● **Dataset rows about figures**
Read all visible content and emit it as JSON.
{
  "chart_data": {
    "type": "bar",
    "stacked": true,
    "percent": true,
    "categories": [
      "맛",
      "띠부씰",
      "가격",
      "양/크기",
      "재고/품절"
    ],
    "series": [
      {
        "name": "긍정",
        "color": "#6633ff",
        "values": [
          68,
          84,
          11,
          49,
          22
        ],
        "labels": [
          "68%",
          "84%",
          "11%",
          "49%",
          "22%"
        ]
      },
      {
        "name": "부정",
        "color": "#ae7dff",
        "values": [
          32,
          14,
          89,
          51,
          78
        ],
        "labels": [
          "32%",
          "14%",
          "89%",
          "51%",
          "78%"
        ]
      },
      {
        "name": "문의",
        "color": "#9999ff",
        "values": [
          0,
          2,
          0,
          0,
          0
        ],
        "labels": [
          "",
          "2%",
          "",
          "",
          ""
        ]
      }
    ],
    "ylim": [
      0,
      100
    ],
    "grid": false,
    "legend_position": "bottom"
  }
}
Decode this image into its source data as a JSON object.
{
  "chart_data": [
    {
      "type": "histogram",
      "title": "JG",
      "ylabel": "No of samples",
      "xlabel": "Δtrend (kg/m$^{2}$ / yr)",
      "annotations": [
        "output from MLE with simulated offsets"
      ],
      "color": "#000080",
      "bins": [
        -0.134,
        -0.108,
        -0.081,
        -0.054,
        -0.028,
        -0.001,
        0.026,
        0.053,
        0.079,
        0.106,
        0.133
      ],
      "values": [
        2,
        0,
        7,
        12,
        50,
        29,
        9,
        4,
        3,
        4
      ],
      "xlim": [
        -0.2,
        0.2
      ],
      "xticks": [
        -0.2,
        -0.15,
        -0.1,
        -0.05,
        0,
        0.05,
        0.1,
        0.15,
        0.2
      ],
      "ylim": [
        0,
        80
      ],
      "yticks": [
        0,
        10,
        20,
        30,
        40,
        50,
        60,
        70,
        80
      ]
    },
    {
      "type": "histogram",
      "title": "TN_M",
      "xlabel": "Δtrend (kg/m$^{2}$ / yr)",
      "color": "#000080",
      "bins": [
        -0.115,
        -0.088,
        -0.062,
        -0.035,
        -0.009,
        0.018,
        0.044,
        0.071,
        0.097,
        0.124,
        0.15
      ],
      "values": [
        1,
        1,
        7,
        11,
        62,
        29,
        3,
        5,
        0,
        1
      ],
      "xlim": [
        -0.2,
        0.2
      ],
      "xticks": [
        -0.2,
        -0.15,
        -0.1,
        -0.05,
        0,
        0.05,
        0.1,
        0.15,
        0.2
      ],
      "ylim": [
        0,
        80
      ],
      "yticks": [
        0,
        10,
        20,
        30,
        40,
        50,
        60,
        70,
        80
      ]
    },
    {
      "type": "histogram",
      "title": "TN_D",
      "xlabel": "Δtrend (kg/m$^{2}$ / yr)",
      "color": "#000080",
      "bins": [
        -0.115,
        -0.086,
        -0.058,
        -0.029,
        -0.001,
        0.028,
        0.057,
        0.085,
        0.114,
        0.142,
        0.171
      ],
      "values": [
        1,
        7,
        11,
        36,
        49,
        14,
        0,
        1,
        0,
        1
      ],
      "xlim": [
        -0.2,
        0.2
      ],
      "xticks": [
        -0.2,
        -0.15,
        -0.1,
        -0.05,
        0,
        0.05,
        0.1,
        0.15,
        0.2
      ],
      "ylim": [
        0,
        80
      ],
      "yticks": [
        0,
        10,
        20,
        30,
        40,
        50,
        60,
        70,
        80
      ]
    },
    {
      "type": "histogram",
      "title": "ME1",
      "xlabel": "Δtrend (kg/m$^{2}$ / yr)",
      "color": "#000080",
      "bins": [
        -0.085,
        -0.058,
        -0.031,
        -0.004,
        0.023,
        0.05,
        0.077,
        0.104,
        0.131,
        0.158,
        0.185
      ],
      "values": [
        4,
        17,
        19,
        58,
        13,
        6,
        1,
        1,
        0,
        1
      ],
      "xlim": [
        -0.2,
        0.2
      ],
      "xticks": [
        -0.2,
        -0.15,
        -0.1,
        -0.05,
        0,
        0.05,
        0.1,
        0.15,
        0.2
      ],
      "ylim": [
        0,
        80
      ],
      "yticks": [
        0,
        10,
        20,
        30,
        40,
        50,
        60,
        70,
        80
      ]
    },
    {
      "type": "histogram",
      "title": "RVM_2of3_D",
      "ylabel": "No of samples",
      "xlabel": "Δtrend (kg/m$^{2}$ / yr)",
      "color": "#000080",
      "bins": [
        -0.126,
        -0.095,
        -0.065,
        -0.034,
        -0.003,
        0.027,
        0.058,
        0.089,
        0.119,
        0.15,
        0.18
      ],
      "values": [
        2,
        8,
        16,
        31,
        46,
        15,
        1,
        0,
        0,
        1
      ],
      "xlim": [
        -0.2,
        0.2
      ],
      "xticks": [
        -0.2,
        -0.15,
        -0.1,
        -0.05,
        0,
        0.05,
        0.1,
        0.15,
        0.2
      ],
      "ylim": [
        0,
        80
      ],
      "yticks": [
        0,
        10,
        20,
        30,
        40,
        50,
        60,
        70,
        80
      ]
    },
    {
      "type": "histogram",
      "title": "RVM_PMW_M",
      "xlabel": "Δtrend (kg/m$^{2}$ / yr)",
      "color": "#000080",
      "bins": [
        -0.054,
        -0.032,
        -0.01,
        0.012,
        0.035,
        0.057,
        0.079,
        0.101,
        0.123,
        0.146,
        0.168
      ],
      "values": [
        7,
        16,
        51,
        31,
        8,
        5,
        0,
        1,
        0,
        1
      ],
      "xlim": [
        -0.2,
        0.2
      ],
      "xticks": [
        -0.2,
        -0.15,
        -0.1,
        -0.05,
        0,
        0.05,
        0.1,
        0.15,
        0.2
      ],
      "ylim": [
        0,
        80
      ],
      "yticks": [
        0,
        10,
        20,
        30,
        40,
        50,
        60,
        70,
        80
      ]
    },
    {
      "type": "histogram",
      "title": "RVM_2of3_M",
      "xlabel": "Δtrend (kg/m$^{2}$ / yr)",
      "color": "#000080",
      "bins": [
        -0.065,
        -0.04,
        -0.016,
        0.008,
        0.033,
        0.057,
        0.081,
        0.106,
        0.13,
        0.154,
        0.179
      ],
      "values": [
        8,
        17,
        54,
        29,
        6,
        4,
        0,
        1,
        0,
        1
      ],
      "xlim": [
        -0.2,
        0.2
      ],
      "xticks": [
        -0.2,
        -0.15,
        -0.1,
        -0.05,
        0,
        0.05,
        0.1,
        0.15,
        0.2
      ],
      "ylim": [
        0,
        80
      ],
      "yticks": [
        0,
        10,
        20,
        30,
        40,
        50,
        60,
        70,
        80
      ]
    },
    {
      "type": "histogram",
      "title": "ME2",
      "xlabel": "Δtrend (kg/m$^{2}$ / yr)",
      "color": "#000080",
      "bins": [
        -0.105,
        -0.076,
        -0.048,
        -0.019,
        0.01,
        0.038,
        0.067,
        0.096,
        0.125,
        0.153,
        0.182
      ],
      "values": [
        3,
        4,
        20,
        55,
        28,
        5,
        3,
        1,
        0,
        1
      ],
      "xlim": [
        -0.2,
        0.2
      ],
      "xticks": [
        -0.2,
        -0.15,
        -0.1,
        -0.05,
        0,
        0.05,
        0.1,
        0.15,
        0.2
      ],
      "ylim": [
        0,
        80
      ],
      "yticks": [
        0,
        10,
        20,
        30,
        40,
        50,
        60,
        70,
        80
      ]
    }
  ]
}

● **Exercise details**
List every line from the entries above in which "JSON" appears.

● **Task solution**
Read all visible content and emit it as JSON.
Decode this image into its source data as a JSON object.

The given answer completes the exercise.